Data items
# # # # # # #

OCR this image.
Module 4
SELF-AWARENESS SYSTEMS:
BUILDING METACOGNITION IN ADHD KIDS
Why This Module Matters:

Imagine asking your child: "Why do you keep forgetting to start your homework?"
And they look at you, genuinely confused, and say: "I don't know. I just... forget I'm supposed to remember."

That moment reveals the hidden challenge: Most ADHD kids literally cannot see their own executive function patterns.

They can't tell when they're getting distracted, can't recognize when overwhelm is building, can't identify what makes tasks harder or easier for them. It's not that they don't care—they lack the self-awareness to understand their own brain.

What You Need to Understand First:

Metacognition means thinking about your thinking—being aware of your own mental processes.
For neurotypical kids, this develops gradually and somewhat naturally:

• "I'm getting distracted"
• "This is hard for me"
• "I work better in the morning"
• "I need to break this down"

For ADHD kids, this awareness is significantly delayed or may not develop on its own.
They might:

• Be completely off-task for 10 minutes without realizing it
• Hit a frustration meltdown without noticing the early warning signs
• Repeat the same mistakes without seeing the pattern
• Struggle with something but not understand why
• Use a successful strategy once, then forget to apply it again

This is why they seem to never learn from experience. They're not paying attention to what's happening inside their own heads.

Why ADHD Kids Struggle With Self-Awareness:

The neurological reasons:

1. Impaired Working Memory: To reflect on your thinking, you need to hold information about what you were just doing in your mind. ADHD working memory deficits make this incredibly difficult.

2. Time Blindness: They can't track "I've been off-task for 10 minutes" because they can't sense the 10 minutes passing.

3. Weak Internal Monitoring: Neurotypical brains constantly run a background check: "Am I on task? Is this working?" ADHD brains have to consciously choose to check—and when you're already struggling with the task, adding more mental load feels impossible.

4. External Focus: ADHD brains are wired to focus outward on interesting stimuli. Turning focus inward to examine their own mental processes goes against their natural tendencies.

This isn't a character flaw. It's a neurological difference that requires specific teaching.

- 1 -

# # # # # # #

__EXERCISE OBJECTIVE__
Read the entries above, then pull out the lines that include "just".

__COMPLETE ANSWER__
And they look at you, genuinely confused, and say: "I don't know. I just... forget I'm supposed to remember."
1. Impaired Working Memory: To reflect on your thinking, you need to hold information about what you were just doing in your mind. ADHD working memory deficits make this incredibly difficult.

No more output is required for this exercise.